- [Task directions] Which lines below hold the word "were"? Copy all of them.
☆ ☆ ☆ ☆ ☆
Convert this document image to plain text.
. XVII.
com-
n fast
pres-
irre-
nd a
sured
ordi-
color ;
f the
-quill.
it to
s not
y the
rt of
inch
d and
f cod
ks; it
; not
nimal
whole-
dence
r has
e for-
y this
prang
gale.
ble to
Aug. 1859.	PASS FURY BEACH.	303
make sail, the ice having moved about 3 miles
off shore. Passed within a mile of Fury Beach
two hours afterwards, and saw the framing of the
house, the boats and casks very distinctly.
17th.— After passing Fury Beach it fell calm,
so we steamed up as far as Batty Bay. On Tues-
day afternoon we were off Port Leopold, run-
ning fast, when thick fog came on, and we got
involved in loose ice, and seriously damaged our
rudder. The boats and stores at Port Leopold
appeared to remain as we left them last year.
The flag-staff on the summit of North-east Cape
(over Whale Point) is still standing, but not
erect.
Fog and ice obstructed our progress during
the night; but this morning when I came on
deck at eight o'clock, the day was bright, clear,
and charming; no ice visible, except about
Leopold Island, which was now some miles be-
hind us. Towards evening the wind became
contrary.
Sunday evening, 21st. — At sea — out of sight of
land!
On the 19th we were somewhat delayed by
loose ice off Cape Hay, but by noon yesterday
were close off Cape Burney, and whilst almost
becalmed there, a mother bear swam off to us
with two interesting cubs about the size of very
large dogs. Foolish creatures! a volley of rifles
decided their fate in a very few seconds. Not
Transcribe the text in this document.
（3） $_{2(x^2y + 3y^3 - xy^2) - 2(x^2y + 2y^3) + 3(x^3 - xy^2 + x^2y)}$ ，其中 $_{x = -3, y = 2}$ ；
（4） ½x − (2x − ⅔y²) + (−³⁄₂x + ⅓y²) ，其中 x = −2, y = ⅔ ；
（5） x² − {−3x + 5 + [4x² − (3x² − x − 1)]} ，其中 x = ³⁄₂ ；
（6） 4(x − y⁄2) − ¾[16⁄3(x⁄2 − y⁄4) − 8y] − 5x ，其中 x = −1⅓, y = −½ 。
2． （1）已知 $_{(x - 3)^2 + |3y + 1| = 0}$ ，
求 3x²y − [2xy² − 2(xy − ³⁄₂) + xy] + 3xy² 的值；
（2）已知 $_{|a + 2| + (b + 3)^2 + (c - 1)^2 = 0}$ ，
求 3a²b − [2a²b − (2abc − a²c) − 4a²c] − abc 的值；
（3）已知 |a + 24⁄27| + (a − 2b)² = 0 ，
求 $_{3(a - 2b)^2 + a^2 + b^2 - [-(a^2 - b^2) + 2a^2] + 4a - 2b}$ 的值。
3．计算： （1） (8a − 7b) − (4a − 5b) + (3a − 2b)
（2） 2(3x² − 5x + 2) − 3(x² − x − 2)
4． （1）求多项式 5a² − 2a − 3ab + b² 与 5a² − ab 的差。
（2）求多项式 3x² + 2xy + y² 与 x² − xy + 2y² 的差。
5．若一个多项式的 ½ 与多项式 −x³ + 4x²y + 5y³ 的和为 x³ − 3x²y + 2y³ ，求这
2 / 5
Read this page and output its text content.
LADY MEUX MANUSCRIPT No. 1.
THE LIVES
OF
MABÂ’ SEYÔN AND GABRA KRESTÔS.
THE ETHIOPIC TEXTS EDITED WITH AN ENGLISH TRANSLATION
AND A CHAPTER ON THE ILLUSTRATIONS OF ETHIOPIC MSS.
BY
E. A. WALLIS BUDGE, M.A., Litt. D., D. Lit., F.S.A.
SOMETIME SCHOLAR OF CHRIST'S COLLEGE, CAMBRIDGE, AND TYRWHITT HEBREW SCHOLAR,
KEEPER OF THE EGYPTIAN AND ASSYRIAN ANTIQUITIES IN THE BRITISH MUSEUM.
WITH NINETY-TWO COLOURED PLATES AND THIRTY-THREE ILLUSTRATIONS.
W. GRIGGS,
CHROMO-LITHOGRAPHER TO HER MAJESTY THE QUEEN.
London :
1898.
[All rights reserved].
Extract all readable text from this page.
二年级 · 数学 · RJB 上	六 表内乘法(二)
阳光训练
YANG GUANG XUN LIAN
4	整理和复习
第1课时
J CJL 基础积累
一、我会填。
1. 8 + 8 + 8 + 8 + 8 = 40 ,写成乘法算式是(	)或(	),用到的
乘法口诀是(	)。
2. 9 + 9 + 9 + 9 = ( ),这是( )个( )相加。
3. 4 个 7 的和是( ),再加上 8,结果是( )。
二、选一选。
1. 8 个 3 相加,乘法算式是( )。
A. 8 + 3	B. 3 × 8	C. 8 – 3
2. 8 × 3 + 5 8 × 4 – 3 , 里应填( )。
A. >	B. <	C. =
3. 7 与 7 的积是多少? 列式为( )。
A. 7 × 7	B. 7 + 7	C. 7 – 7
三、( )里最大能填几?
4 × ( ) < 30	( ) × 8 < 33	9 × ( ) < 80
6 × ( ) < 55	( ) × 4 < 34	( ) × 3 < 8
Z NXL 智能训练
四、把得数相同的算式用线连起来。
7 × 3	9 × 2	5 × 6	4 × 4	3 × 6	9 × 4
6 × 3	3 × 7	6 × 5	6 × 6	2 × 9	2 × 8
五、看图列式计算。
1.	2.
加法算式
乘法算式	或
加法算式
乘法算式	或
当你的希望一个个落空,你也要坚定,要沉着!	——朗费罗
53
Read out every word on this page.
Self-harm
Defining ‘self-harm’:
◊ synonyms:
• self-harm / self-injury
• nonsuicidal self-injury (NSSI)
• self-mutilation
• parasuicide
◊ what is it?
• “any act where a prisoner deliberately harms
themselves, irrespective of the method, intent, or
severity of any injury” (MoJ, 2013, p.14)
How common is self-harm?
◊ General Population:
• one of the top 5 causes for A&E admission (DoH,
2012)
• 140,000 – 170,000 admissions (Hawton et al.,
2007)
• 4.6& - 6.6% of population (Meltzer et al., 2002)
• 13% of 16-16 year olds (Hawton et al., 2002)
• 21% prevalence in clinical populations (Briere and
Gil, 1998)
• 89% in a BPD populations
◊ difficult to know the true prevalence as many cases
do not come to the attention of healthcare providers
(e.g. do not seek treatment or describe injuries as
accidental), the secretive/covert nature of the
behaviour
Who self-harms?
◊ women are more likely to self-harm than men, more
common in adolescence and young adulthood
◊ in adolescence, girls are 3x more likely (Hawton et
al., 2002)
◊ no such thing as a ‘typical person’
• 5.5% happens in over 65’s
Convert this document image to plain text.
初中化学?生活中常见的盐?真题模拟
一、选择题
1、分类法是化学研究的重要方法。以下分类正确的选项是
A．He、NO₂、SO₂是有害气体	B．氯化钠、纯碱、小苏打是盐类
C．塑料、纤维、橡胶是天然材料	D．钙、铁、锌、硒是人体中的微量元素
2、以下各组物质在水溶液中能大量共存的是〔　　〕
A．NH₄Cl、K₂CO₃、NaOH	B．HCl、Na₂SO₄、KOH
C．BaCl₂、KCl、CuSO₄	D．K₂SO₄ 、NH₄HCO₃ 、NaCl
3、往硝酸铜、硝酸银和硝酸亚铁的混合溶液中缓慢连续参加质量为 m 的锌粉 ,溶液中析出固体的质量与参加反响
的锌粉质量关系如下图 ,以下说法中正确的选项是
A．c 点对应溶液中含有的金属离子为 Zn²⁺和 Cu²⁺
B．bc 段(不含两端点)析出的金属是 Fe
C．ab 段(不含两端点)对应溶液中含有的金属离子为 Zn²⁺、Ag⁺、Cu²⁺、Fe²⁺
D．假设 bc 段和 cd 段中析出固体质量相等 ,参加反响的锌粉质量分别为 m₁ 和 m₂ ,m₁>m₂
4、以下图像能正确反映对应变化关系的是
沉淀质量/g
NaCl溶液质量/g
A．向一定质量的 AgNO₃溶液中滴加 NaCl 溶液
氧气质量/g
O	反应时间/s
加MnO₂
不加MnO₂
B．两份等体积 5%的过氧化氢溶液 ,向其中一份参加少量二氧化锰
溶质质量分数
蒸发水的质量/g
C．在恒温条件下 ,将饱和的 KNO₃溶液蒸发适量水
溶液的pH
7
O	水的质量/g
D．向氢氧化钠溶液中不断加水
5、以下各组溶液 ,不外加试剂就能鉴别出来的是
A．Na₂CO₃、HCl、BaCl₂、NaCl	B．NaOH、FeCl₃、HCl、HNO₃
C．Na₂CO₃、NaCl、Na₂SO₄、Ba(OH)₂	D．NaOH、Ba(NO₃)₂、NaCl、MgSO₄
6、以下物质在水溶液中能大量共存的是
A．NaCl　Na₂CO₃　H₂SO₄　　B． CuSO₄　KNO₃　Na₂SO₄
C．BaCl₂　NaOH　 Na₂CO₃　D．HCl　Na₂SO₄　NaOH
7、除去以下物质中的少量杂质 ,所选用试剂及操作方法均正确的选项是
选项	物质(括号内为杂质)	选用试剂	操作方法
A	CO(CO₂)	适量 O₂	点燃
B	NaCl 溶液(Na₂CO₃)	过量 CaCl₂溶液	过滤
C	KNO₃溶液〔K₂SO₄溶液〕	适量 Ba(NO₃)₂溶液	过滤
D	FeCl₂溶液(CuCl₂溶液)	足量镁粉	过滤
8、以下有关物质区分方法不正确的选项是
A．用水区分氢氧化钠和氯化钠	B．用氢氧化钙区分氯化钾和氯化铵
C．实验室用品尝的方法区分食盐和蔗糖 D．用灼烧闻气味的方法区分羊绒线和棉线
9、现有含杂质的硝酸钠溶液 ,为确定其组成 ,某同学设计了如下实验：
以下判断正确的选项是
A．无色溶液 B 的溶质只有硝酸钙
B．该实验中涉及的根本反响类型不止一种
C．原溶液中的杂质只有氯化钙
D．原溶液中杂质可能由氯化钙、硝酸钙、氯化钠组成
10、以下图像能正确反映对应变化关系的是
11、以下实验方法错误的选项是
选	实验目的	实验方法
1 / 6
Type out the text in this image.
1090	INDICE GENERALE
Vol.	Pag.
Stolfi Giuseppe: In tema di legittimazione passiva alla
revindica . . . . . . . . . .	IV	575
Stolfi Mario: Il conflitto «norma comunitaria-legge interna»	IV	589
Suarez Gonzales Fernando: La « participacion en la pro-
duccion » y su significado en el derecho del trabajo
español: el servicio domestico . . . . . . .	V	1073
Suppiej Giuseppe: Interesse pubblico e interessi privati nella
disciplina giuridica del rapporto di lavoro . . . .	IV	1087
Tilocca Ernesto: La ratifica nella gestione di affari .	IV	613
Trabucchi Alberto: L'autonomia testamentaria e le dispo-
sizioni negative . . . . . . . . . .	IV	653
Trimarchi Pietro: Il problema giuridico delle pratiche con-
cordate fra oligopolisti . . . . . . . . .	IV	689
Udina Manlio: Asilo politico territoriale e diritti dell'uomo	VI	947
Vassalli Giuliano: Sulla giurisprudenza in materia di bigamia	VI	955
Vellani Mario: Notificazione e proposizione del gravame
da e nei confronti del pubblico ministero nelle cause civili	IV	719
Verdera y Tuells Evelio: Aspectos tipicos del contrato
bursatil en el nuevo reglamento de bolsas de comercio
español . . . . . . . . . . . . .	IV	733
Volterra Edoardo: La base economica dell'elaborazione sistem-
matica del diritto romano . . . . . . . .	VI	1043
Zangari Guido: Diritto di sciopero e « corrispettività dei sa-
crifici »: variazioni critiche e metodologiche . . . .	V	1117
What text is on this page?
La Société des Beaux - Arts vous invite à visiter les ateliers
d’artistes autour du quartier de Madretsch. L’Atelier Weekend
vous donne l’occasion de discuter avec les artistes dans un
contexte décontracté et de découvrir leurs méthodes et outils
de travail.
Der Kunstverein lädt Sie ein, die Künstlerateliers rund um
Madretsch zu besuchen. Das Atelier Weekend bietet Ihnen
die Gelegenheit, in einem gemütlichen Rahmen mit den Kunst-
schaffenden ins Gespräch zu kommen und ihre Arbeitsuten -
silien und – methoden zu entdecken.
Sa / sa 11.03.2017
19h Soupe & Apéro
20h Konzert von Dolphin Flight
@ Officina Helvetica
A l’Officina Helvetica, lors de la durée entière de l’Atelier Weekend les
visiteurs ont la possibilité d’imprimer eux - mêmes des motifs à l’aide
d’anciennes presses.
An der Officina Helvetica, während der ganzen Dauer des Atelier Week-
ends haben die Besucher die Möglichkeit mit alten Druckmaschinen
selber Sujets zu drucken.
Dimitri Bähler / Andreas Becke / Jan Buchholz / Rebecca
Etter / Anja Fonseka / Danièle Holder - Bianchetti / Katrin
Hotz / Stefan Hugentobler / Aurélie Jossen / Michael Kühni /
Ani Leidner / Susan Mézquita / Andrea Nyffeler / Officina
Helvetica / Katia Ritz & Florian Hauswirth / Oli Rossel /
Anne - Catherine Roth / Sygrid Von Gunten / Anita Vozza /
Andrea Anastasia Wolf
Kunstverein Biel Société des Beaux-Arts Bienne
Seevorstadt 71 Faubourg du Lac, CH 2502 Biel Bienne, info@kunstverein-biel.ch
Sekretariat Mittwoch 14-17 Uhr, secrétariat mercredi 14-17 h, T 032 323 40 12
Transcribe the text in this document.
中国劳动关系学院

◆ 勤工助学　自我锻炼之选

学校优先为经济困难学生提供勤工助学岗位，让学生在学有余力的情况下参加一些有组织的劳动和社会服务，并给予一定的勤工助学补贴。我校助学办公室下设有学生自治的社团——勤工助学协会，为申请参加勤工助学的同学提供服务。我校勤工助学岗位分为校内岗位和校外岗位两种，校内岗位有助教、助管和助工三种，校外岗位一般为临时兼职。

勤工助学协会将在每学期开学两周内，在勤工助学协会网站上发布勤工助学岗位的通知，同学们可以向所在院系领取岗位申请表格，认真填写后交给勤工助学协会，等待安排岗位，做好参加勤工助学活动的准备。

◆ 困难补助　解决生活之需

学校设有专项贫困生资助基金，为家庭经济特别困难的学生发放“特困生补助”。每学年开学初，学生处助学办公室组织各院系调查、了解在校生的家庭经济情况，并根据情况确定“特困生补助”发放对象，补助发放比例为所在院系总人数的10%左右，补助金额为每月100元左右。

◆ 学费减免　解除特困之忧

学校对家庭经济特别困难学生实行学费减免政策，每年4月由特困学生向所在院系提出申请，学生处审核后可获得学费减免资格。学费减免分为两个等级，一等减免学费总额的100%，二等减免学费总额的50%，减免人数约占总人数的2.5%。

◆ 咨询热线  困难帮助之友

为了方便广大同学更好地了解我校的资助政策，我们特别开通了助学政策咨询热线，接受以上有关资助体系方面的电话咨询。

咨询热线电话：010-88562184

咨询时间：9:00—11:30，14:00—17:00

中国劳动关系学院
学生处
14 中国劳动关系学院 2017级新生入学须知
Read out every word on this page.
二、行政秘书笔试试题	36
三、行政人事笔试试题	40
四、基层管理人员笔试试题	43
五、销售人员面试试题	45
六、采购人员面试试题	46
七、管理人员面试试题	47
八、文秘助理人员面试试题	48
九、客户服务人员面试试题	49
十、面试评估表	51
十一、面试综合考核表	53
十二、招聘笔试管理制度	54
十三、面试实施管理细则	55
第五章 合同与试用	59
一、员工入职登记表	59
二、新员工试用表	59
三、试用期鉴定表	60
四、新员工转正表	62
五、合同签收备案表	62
☆ ☆ ☆ ☆ ☆
- [The answer]
day afternoon we were off Port Leopold, run-
On the 19th we were somewhat delayed by
were close off Cape Burney, and whilst almost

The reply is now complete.